**Entries taken from a collection:**
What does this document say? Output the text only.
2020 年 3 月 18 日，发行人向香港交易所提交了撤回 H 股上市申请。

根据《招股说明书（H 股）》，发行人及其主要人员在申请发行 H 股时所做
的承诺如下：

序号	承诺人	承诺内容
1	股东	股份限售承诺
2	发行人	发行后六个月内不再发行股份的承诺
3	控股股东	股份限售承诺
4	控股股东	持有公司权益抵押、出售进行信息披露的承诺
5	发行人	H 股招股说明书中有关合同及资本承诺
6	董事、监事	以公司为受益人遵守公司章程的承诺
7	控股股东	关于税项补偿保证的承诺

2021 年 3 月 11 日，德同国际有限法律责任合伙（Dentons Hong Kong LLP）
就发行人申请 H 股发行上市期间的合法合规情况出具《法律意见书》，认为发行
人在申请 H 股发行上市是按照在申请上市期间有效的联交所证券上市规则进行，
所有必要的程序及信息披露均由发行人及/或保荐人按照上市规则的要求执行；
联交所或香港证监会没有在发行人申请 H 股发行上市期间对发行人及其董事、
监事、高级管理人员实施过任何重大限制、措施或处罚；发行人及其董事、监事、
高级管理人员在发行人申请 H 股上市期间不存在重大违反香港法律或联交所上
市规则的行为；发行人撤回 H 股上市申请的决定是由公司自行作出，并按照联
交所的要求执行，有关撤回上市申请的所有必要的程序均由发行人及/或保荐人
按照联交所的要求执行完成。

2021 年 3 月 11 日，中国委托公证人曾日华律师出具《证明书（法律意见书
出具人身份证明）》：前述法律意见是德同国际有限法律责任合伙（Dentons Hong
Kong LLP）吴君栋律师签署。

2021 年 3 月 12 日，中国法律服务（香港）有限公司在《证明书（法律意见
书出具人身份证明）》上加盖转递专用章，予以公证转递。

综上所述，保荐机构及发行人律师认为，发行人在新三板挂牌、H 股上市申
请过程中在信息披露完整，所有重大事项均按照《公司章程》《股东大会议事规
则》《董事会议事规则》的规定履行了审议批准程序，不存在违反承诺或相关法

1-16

**Your task:** The records above are to be repeated exactly, in their entirety.

**The completed task:**
What does this document say? Output the text only.
2020 年 3 月 18 日，发行人向香港交易所提交了撤回 H 股上市申请。

根据《招股说明书（H 股）》，发行人及其主要人员在申请发行 H 股时所做
的承诺如下：

序号	承诺人	承诺内容
1	股东	股份限售承诺
2	发行人	发行后六个月内不再发行股份的承诺
3	控股股东	股份限售承诺
4	控股股东	持有公司权益抵押、出售进行信息披露的承诺
5	发行人	H 股招股说明书中有关合同及资本承诺
6	董事、监事	以公司为受益人遵守公司章程的承诺
7	控股股东	关于税项补偿保证的承诺

2021 年 3 月 11 日，德同国际有限法律责任合伙（Dentons Hong Kong LLP）
就发行人申请 H 股发行上市期间的合法合规情况出具《法律意见书》，认为发行
人在申请 H 股发行上市是按照在申请上市期间有效的联交所证券上市规则进行，
所有必要的程序及信息披露均由发行人及/或保荐人按照上市规则的要求执行；
联交所或香港证监会没有在发行人申请 H 股发行上市期间对发行人及其董事、
监事、高级管理人员实施过任何重大限制、措施或处罚；发行人及其董事、监事、
高级管理人员在发行人申请 H 股上市期间不存在重大违反香港法律或联交所上
市规则的行为；发行人撤回 H 股上市申请的决定是由公司自行作出，并按照联
交所的要求执行，有关撤回上市申请的所有必要的程序均由发行人及/或保荐人
按照联交所的要求执行完成。

2021 年 3 月 11 日，中国委托公证人曾日华律师出具《证明书（法律意见书
出具人身份证明）》：前述法律意见是德同国际有限法律责任合伙（Dentons Hong
Kong LLP）吴君栋律师签署。

2021 年 3 月 12 日，中国法律服务（香港）有限公司在《证明书（法律意见
书出具人身份证明）》上加盖转递专用章，予以公证转递。

综上所述，保荐机构及发行人律师认为，发行人在新三板挂牌、H 股上市申
请过程中在信息披露完整，所有重大事项均按照《公司章程》《股东大会议事规
则》《董事会议事规则》的规定履行了审议批准程序，不存在违反承诺或相关法

1-16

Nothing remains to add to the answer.